To be done:
Reproduce the item below word for word, leaving out the picture.
───── Stored records
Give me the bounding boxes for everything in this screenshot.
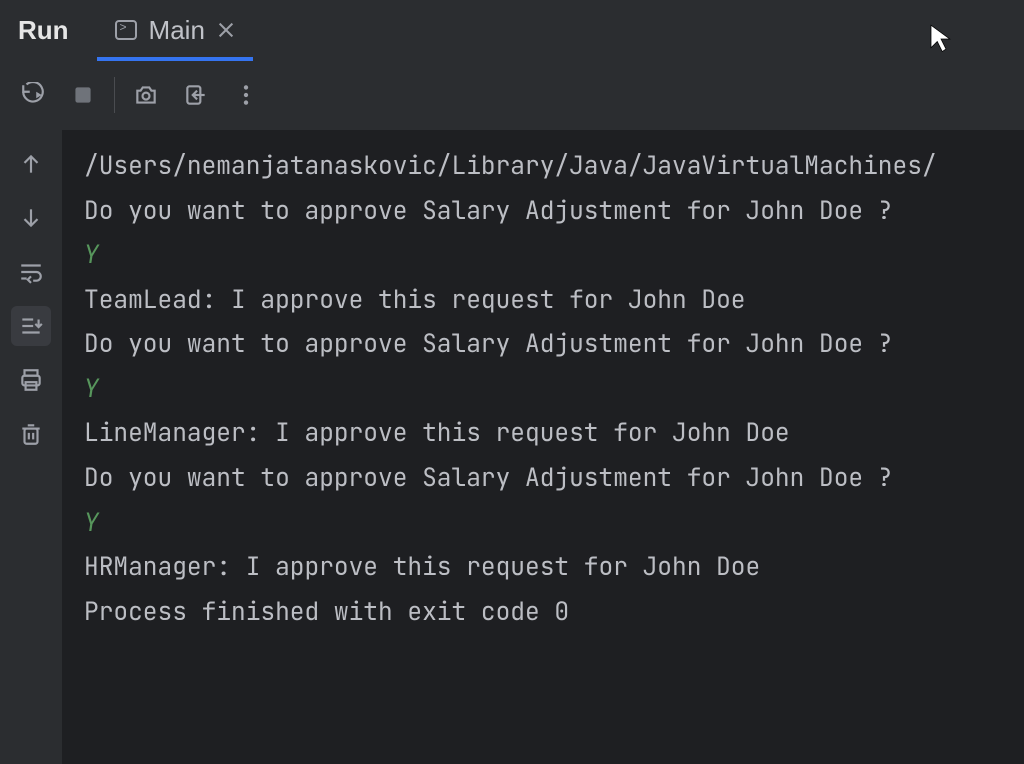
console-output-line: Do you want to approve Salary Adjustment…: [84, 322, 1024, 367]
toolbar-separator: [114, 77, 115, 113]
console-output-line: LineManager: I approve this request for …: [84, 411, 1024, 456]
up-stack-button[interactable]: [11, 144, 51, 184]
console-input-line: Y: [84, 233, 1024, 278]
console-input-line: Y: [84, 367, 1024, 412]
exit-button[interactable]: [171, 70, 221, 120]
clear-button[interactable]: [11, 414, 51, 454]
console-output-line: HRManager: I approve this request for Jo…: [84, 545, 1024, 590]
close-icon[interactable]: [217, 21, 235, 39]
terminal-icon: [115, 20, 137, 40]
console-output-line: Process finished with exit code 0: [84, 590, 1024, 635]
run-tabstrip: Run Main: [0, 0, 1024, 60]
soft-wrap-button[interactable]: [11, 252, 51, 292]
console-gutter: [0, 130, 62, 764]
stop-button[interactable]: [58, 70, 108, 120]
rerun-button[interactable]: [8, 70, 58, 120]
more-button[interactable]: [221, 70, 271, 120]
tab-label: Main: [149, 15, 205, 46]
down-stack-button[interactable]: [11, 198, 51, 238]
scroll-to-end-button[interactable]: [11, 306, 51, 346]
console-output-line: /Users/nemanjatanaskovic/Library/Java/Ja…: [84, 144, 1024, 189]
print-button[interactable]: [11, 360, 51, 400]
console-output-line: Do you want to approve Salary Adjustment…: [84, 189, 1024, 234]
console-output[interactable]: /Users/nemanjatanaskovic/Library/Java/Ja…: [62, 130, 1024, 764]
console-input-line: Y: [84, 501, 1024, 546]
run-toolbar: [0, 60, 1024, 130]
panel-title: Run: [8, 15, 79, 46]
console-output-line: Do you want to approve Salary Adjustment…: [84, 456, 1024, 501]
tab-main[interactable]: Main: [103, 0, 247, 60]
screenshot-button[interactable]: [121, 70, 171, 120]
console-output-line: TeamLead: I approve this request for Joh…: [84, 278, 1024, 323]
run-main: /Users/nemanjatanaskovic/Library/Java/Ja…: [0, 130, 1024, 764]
──────────
Exercise response:
Give me the bounding boxes for everything in this screenshot.
console-output-line: Do you want to approve Salary Adjustment…: [84, 322, 1024, 367]
toolbar-separator: [114, 77, 115, 113]
console-output-line: LineManager: I approve this request for …: [84, 411, 1024, 456]
up-stack-button[interactable]: [11, 144, 51, 184]
console-input-line: Y: [84, 233, 1024, 278]
console-input-line: Y: [84, 367, 1024, 412]
exit-button[interactable]: [171, 70, 221, 120]
clear-button[interactable]: [11, 414, 51, 454]
console-output-line: HRManager: I approve this request for Jo…: [84, 545, 1024, 590]
close-icon[interactable]: [217, 21, 235, 39]
terminal-icon: [115, 20, 137, 40]
console-output-line: Process finished with exit code 0: [84, 590, 1024, 635]
run-tabstrip: Run Main: [0, 0, 1024, 60]
soft-wrap-button[interactable]: [11, 252, 51, 292]
console-gutter: [0, 130, 62, 764]
stop-button[interactable]: [58, 70, 108, 120]
rerun-button[interactable]: [8, 70, 58, 120]
more-button[interactable]: [221, 70, 271, 120]
tab-label: Main: [149, 15, 205, 46]
down-stack-button[interactable]: [11, 198, 51, 238]
scroll-to-end-button[interactable]: [11, 306, 51, 346]
console-output-line: /Users/nemanjatanaskovic/Library/Java/Ja…: [84, 144, 1024, 189]
print-button[interactable]: [11, 360, 51, 400]
console-output-line: Do you want to approve Salary Adjustment…: [84, 189, 1024, 234]
console-output[interactable]: /Users/nemanjatanaskovic/Library/Java/Ja…: [62, 130, 1024, 764]
console-input-line: Y: [84, 501, 1024, 546]
run-toolbar: [0, 60, 1024, 130]
panel-title: Run: [8, 15, 79, 46]
console-output-line: Do you want to approve Salary Adjustment…: [84, 456, 1024, 501]
tab-main[interactable]: Main: [103, 0, 247, 60]
screenshot-button[interactable]: [121, 70, 171, 120]
console-output-line: TeamLead: I approve this request for Joh…: [84, 278, 1024, 323]
run-main: /Users/nemanjatanaskovic/Library/Java/Ja…: [0, 130, 1024, 764]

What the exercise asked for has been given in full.